Extracted records:

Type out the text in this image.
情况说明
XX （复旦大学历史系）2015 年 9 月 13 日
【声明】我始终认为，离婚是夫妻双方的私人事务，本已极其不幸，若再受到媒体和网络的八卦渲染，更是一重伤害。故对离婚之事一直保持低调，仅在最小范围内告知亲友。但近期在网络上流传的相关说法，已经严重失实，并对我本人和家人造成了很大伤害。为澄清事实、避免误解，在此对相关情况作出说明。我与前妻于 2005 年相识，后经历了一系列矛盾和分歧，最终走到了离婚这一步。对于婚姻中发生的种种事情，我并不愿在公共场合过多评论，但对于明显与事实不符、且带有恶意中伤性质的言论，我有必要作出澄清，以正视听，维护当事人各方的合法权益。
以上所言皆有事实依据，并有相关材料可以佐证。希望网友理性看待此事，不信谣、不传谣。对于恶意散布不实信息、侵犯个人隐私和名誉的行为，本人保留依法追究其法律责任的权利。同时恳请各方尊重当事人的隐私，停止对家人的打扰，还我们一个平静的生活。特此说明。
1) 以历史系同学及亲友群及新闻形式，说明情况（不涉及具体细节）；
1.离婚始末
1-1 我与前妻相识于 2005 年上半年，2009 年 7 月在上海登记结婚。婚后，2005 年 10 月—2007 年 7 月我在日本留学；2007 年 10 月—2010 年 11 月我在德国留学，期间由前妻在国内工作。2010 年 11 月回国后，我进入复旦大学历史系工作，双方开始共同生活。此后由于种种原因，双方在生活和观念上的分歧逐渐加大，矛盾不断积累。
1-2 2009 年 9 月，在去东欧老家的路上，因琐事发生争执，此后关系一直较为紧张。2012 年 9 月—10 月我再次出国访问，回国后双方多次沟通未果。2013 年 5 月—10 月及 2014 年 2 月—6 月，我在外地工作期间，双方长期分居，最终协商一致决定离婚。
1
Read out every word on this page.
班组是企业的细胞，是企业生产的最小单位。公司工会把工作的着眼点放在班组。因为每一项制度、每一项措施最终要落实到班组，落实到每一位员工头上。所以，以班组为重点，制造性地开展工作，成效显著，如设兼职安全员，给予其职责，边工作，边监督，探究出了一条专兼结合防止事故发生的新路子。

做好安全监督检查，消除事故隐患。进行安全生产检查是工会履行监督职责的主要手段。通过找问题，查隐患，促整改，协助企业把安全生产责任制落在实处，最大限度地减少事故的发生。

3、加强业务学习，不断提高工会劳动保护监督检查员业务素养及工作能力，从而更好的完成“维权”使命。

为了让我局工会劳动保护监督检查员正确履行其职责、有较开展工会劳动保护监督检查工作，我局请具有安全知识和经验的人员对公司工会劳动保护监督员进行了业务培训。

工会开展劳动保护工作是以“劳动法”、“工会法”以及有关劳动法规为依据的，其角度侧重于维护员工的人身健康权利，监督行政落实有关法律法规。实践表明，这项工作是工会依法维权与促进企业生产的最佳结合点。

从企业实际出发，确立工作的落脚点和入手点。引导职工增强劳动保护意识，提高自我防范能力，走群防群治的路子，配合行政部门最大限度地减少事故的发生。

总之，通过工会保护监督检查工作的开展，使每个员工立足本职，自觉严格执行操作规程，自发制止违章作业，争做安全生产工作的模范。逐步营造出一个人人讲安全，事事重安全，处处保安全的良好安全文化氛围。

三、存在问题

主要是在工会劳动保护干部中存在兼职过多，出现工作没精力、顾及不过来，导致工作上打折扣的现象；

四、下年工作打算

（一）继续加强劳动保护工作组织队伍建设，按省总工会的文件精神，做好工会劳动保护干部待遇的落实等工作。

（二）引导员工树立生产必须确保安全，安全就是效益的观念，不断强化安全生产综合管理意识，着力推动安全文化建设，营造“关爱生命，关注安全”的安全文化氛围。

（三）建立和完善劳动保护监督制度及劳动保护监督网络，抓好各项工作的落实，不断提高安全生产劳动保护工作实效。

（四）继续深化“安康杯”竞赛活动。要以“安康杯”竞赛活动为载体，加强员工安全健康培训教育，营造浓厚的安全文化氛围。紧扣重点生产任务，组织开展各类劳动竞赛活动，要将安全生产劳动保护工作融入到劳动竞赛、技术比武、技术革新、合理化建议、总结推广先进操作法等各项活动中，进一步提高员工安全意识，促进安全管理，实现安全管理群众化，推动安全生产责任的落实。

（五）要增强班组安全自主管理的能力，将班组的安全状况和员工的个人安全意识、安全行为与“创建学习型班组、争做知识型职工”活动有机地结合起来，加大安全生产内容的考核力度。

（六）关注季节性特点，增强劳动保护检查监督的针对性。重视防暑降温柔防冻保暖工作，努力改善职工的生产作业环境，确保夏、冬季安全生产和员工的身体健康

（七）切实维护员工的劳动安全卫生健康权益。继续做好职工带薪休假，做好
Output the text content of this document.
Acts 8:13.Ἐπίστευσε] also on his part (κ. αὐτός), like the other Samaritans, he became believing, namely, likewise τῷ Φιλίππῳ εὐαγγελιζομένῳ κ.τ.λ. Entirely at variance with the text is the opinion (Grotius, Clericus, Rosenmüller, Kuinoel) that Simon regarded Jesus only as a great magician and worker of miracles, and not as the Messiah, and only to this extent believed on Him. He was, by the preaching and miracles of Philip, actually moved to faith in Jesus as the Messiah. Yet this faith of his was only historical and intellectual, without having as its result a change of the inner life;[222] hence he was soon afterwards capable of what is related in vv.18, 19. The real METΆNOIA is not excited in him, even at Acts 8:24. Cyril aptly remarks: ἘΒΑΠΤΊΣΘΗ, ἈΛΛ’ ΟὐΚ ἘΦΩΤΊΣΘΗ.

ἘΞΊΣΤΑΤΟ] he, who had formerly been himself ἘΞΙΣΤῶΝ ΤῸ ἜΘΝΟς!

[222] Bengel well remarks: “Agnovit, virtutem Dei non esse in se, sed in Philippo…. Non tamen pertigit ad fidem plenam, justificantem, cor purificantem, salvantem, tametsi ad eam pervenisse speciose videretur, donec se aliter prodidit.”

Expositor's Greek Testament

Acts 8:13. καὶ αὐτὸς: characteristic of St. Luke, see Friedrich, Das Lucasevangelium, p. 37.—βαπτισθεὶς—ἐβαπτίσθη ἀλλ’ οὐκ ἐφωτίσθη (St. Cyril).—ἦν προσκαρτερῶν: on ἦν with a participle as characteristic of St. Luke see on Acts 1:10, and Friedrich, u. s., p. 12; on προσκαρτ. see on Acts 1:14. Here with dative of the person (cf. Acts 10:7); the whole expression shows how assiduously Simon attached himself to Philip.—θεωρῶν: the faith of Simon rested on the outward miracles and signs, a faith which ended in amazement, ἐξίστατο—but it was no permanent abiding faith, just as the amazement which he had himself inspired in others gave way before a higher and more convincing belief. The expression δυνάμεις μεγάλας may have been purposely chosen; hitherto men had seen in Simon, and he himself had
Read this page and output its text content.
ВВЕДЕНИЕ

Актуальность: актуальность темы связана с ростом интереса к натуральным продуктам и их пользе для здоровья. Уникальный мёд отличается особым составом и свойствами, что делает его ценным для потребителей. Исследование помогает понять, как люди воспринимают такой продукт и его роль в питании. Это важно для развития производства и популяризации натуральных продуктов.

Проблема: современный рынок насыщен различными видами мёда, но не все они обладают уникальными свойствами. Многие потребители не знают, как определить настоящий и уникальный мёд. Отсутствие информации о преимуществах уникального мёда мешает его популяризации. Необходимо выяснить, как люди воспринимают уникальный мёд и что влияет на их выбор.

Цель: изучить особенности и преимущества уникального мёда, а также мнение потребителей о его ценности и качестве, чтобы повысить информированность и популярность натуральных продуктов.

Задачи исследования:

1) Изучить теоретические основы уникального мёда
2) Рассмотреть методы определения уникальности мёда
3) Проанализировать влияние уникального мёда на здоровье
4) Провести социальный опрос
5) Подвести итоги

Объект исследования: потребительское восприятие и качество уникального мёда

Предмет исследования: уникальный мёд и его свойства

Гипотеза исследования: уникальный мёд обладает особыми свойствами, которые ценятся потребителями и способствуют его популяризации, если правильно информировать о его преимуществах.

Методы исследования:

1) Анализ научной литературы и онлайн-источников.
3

Description of the task -
Give back exactly the lines from the line containing "Read this page and output its text content." to the end of the entries, and no other lines.

Output for this exercise -
Read this page and output its text content.
ВВЕДЕНИЕ

Актуальность: актуальность темы связана с ростом интереса к натуральным продуктам и их пользе для здоровья. Уникальный мёд отличается особым составом и свойствами, что делает его ценным для потребителей. Исследование помогает понять, как люди воспринимают такой продукт и его роль в питании. Это важно для развития производства и популяризации натуральных продуктов.

Проблема: современный рынок насыщен различными видами мёда, но не все они обладают уникальными свойствами. Многие потребители не знают, как определить настоящий и уникальный мёд. Отсутствие информации о преимуществах уникального мёда мешает его популяризации. Необходимо выяснить, как люди воспринимают уникальный мёд и что влияет на их выбор.

Цель: изучить особенности и преимущества уникального мёда, а также мнение потребителей о его ценности и качестве, чтобы повысить информированность и популярность натуральных продуктов.

Задачи исследования:

1) Изучить теоретические основы уникального мёда
2) Рассмотреть методы определения уникальности мёда
3) Проанализировать влияние уникального мёда на здоровье
4) Провести социальный опрос
5) Подвести итоги

Объект исследования: потребительское восприятие и качество уникального мёда

Предмет исследования: уникальный мёд и его свойства

Гипотеза исследования: уникальный мёд обладает особыми свойствами, которые ценятся потребителями и способствуют его популяризации, если правильно информировать о его преимуществах.

Методы исследования:

1) Анализ научной литературы и онлайн-источников.
3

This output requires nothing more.